═════ PROVIDED DATA ═════
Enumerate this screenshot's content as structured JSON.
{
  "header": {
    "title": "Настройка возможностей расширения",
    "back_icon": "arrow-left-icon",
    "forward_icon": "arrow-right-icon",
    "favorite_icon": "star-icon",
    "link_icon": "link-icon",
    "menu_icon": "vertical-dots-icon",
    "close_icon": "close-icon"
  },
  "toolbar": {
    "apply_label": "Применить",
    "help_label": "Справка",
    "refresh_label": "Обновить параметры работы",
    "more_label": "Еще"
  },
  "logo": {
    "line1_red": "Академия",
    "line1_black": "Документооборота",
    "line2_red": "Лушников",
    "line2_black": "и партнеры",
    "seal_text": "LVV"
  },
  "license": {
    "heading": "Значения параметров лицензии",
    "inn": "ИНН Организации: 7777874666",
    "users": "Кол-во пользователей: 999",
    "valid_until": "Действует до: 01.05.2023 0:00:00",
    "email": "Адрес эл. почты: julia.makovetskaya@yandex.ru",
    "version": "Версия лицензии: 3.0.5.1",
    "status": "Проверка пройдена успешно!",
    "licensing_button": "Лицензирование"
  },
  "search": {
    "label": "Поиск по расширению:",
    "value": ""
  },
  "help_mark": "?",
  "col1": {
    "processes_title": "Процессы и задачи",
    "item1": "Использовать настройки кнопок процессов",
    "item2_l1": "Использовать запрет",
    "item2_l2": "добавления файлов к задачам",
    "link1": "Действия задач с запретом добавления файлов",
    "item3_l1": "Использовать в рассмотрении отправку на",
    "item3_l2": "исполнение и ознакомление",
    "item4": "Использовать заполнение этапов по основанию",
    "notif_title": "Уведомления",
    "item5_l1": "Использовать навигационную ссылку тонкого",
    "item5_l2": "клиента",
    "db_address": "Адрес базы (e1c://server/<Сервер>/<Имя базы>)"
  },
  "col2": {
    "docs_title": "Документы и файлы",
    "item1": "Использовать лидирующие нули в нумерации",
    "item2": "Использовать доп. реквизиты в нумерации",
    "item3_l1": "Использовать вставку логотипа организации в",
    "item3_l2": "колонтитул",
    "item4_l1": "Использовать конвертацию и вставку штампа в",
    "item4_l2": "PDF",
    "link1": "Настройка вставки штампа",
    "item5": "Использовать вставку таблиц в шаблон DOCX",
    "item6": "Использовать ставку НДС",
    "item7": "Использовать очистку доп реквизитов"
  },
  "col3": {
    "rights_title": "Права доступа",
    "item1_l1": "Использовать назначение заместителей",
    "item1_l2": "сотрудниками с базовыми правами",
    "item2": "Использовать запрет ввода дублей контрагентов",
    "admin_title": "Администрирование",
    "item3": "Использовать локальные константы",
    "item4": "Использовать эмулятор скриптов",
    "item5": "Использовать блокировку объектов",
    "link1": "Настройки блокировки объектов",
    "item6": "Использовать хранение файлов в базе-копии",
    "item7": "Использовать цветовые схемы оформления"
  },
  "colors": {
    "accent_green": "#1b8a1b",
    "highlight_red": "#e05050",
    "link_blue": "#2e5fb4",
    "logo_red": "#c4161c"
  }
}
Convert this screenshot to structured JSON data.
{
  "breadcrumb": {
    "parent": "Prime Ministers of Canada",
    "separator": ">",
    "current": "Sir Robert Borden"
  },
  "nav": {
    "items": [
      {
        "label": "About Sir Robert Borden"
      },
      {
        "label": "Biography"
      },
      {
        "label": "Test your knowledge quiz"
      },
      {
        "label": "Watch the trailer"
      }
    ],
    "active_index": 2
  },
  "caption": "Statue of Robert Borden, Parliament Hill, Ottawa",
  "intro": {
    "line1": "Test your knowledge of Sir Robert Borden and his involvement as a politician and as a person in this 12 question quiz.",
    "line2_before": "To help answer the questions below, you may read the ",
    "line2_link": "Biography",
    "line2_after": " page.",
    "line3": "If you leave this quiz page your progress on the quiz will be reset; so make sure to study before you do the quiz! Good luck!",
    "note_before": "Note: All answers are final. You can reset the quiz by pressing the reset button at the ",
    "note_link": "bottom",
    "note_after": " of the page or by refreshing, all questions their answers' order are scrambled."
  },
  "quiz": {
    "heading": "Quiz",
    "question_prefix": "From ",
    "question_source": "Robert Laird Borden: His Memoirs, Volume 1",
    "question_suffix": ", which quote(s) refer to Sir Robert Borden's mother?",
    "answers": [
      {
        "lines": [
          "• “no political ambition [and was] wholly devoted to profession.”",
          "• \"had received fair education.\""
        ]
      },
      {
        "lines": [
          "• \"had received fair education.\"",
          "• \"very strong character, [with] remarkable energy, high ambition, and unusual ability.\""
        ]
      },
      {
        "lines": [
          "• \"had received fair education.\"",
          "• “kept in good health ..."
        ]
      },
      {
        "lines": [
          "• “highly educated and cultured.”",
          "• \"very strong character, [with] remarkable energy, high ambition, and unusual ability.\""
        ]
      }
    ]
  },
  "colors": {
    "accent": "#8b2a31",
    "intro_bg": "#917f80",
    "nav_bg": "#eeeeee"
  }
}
═════
* _WHAT THE EXERCISE ASKS_:
Can you give every line above again, exactly as written?

* _EXERCISE ANSWER_:
Enumerate this screenshot's content as structured JSON.
{
  "header": {
    "title": "Настройка возможностей расширения",
    "back_icon": "arrow-left-icon",
    "forward_icon": "arrow-right-icon",
    "favorite_icon": "star-icon",
    "link_icon": "link-icon",
    "menu_icon": "vertical-dots-icon",
    "close_icon": "close-icon"
  },
  "toolbar": {
    "apply_label": "Применить",
    "help_label": "Справка",
    "refresh_label": "Обновить параметры работы",
    "more_label": "Еще"
  },
  "logo": {
    "line1_red": "Академия",
    "line1_black": "Документооборота",
    "line2_red": "Лушников",
    "line2_black": "и партнеры",
    "seal_text": "LVV"
  },
  "license": {
    "heading": "Значения параметров лицензии",
    "inn": "ИНН Организации: 7777874666",
    "users": "Кол-во пользователей: 999",
    "valid_until": "Действует до: 01.05.2023 0:00:00",
    "email": "Адрес эл. почты: julia.makovetskaya@yandex.ru",
    "version": "Версия лицензии: 3.0.5.1",
    "status": "Проверка пройдена успешно!",
    "licensing_button": "Лицензирование"
  },
  "search": {
    "label": "Поиск по расширению:",
    "value": ""
  },
  "help_mark": "?",
  "col1": {
    "processes_title": "Процессы и задачи",
    "item1": "Использовать настройки кнопок процессов",
    "item2_l1": "Использовать запрет",
    "item2_l2": "добавления файлов к задачам",
    "link1": "Действия задач с запретом добавления файлов",
    "item3_l1": "Использовать в рассмотрении отправку на",
    "item3_l2": "исполнение и ознакомление",
    "item4": "Использовать заполнение этапов по основанию",
    "notif_title": "Уведомления",
    "item5_l1": "Использовать навигационную ссылку тонкого",
    "item5_l2": "клиента",
    "db_address": "Адрес базы (e1c://server/<Сервер>/<Имя базы>)"
  },
  "col2": {
    "docs_title": "Документы и файлы",
    "item1": "Использовать лидирующие нули в нумерации",
    "item2": "Использовать доп. реквизиты в нумерации",
    "item3_l1": "Использовать вставку логотипа организации в",
    "item3_l2": "колонтитул",
    "item4_l1": "Использовать конвертацию и вставку штампа в",
    "item4_l2": "PDF",
    "link1": "Настройка вставки штампа",
    "item5": "Использовать вставку таблиц в шаблон DOCX",
    "item6": "Использовать ставку НДС",
    "item7": "Использовать очистку доп реквизитов"
  },
  "col3": {
    "rights_title": "Права доступа",
    "item1_l1": "Использовать назначение заместителей",
    "item1_l2": "сотрудниками с базовыми правами",
    "item2": "Использовать запрет ввода дублей контрагентов",
    "admin_title": "Администрирование",
    "item3": "Использовать локальные константы",
    "item4": "Использовать эмулятор скриптов",
    "item5": "Использовать блокировку объектов",
    "link1": "Настройки блокировки объектов",
    "item6": "Использовать хранение файлов в базе-копии",
    "item7": "Использовать цветовые схемы оформления"
  },
  "colors": {
    "accent_green": "#1b8a1b",
    "highlight_red": "#e05050",
    "link_blue": "#2e5fb4",
    "logo_red": "#c4161c"
  }
}
Convert this screenshot to structured JSON data.
{
  "breadcrumb": {
    "parent": "Prime Ministers of Canada",
    "separator": ">",
    "current": "Sir Robert Borden"
  },
  "nav": {
    "items": [
      {
        "label": "About Sir Robert Borden"
      },
      {
        "label": "Biography"
      },
      {
        "label": "Test your knowledge quiz"
      },
      {
        "label": "Watch the trailer"
      }
    ],
    "active_index": 2
  },
  "caption": "Statue of Robert Borden, Parliament Hill, Ottawa",
  "intro": {
    "line1": "Test your knowledge of Sir Robert Borden and his involvement as a politician and as a person in this 12 question quiz.",
    "line2_before": "To help answer the questions below, you may read the ",
    "line2_link": "Biography",
    "line2_after": " page.",
    "line3": "If you leave this quiz page your progress on the quiz will be reset; so make sure to study before you do the quiz! Good luck!",
    "note_before": "Note: All answers are final. You can reset the quiz by pressing the reset button at the ",
    "note_link": "bottom",
    "note_after": " of the page or by refreshing, all questions their answers' order are scrambled."
  },
  "quiz": {
    "heading": "Quiz",
    "question_prefix": "From ",
    "question_source": "Robert Laird Borden: His Memoirs, Volume 1",
    "question_suffix": ", which quote(s) refer to Sir Robert Borden's mother?",
    "answers": [
      {
        "lines": [
          "• “no political ambition [and was] wholly devoted to profession.”",
          "• \"had received fair education.\""
        ]
      },
      {
        "lines": [
          "• \"had received fair education.\"",
          "• \"very strong character, [with] remarkable energy, high ambition, and unusual ability.\""
        ]
      },
      {
        "lines": [
          "• \"had received fair education.\"",
          "• “kept in good health ..."
        ]
      },
      {
        "lines": [
          "• “highly educated and cultured.”",
          "• \"very strong character, [with] remarkable energy, high ambition, and unusual ability.\""
        ]
      }
    ]
  },
  "colors": {
    "accent": "#8b2a31",
    "intro_bg": "#917f80",
    "nav_bg": "#eeeeee"
  }
}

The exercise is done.